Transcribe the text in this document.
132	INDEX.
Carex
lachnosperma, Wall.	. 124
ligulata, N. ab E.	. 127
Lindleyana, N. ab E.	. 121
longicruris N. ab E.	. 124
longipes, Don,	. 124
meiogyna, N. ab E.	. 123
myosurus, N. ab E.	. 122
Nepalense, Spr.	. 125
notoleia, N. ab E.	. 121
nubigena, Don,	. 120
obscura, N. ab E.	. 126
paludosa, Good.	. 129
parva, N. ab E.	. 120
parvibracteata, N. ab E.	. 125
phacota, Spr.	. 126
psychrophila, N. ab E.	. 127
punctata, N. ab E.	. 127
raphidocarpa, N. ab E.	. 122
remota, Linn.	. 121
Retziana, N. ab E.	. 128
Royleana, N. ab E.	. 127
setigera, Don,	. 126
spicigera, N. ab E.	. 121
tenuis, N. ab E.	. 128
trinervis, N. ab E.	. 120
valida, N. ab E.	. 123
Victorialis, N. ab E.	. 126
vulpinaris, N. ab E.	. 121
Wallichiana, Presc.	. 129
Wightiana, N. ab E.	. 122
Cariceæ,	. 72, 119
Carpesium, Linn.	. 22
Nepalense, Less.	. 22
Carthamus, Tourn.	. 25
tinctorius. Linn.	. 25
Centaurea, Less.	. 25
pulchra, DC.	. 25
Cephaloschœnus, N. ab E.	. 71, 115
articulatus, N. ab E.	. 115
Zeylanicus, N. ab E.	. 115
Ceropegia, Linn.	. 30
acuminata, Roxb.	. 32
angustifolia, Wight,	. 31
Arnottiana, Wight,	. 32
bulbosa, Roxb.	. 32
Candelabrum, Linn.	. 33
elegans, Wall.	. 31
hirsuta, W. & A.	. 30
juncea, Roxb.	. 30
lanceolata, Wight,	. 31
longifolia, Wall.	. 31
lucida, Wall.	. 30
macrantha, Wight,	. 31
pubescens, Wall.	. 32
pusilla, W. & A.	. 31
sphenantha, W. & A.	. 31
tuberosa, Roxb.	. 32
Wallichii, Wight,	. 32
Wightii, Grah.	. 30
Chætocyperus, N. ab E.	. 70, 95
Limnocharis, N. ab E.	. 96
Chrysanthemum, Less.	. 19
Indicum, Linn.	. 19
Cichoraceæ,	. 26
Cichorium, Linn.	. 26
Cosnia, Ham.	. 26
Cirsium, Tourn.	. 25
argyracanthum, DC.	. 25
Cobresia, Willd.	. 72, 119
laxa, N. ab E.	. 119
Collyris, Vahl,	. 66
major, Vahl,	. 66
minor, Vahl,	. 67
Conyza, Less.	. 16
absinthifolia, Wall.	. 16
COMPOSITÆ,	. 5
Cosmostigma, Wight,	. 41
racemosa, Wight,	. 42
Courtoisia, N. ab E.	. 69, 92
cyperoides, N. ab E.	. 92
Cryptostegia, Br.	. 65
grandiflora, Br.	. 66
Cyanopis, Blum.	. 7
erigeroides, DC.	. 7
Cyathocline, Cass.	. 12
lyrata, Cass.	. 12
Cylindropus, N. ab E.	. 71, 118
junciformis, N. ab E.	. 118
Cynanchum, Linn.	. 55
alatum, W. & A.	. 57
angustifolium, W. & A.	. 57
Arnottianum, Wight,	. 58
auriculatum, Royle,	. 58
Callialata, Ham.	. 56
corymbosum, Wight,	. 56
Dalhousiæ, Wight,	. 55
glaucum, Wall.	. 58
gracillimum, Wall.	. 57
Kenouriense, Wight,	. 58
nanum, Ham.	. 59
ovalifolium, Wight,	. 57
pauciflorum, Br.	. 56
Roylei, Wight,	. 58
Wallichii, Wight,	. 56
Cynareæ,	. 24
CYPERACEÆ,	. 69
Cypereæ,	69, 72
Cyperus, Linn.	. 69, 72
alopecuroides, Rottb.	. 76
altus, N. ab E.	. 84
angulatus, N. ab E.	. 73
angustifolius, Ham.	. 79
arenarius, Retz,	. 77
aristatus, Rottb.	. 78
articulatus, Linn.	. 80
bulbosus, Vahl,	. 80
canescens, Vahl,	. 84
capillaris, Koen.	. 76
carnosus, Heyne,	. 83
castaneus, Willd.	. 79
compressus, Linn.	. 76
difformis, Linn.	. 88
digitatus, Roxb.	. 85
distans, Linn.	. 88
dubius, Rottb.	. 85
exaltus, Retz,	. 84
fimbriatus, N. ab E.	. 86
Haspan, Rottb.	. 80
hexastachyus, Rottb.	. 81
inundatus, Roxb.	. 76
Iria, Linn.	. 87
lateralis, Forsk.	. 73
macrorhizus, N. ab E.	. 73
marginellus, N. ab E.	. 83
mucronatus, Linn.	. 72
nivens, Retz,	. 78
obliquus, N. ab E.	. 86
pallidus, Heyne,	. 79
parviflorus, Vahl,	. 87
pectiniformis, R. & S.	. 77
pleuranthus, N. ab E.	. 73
=-=-=
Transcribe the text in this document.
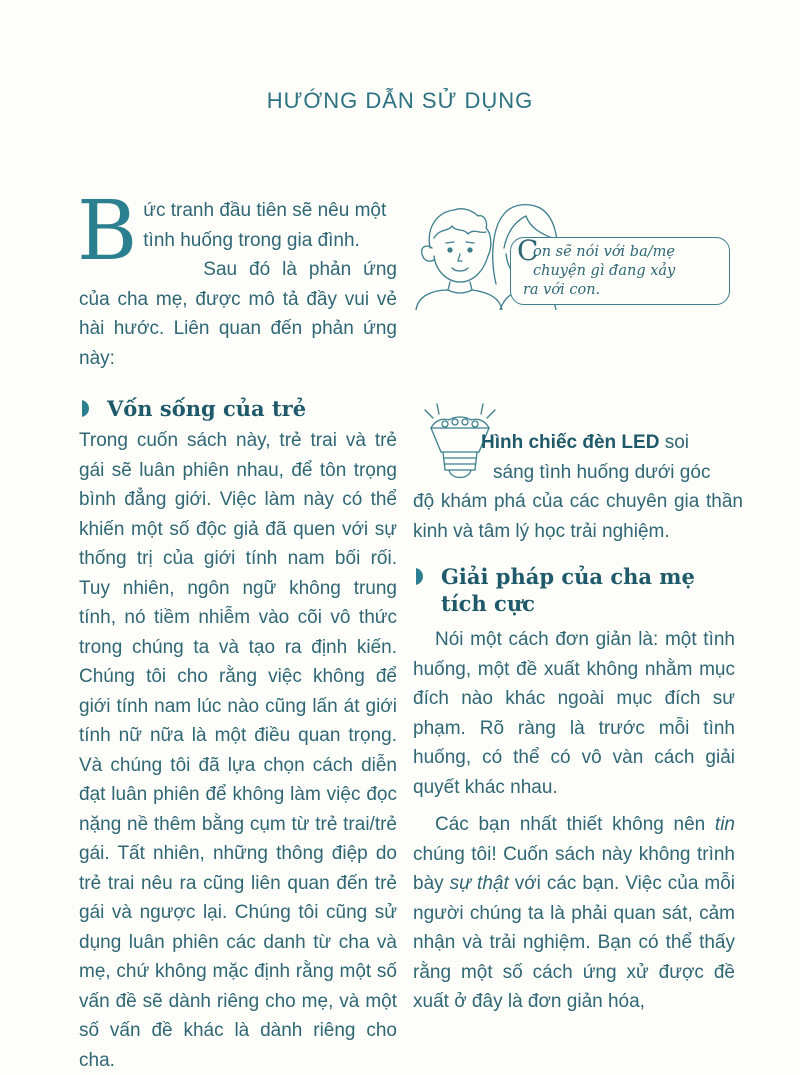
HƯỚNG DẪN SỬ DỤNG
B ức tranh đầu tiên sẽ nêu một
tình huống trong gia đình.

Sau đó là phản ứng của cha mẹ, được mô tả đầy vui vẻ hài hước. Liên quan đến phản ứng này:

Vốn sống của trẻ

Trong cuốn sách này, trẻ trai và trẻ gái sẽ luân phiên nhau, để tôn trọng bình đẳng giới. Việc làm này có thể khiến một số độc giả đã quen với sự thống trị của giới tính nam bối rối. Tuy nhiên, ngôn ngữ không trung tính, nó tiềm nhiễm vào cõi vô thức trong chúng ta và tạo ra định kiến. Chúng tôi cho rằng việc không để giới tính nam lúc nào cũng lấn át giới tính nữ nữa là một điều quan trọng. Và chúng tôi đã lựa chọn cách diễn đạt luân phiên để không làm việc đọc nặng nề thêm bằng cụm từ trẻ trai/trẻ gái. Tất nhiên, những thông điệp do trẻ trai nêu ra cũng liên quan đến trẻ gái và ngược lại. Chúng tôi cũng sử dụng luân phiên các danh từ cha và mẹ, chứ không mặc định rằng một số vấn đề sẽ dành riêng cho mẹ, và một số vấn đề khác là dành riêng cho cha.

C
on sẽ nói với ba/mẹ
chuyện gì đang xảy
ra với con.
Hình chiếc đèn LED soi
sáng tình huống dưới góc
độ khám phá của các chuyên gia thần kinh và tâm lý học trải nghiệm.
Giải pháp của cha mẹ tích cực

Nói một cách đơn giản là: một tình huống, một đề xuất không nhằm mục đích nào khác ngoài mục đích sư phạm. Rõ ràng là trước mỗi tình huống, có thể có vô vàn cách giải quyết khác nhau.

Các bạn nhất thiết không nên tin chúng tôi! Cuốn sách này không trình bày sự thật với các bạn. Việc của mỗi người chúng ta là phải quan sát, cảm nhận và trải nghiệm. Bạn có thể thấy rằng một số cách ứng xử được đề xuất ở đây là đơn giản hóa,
=-=-=
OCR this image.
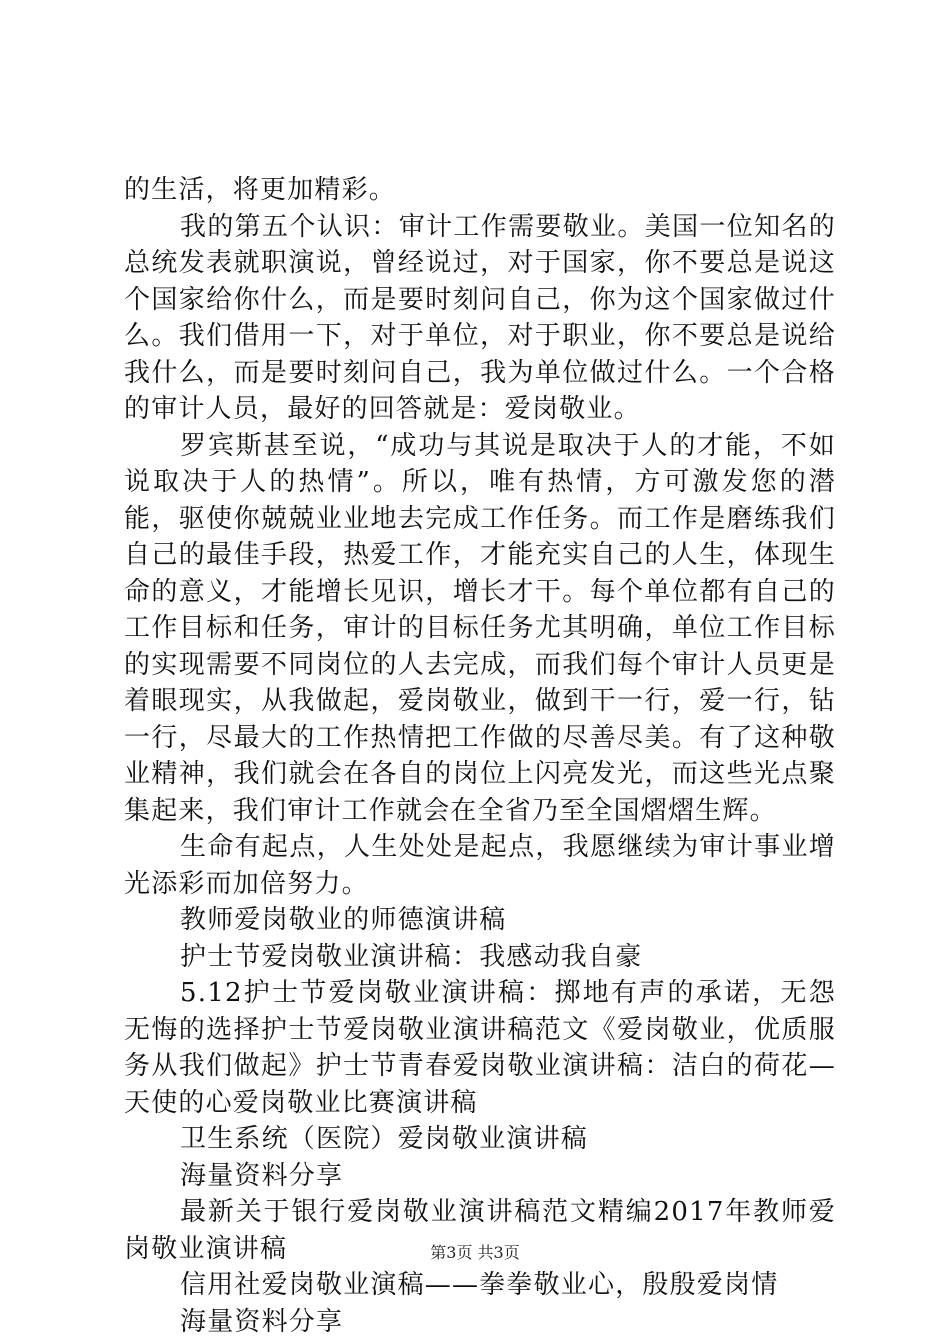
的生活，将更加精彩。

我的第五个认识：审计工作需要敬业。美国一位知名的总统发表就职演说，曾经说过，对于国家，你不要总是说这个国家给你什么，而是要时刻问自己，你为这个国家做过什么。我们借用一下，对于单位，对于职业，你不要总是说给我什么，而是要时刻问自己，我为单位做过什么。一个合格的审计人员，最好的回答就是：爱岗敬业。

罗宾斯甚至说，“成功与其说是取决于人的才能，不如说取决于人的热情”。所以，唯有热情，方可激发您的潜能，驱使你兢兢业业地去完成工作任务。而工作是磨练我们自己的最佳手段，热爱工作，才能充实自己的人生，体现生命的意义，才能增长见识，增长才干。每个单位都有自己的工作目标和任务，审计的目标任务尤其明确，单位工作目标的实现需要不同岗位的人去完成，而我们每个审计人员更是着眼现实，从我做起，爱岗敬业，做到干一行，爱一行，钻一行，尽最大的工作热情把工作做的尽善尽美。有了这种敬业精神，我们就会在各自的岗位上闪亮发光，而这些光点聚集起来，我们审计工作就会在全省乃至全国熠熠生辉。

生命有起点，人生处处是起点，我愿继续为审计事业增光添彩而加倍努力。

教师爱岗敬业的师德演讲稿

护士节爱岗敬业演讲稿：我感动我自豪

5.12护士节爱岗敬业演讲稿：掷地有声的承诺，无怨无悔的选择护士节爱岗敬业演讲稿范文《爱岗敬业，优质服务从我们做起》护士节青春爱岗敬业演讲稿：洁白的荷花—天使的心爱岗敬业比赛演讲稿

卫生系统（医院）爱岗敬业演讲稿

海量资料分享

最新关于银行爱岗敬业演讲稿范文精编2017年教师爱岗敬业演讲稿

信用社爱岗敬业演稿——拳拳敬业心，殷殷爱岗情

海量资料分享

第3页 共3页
=-=-=
◆ **WHAT TO PRODUCE**:
Which lines of the data include "nghiệm"? Copy each of them.

◆ **ANSWER FOR THE TASK**:
độ khám phá của các chuyên gia thần kinh và tâm lý học trải nghiệm.
Các bạn nhất thiết không nên tin chúng tôi! Cuốn sách này không trình bày sự thật với các bạn. Việc của mỗi người chúng ta là phải quan sát, cảm nhận và trải nghiệm. Bạn có thể thấy rằng một số cách ứng xử được đề xuất ở đây là đơn giản hóa,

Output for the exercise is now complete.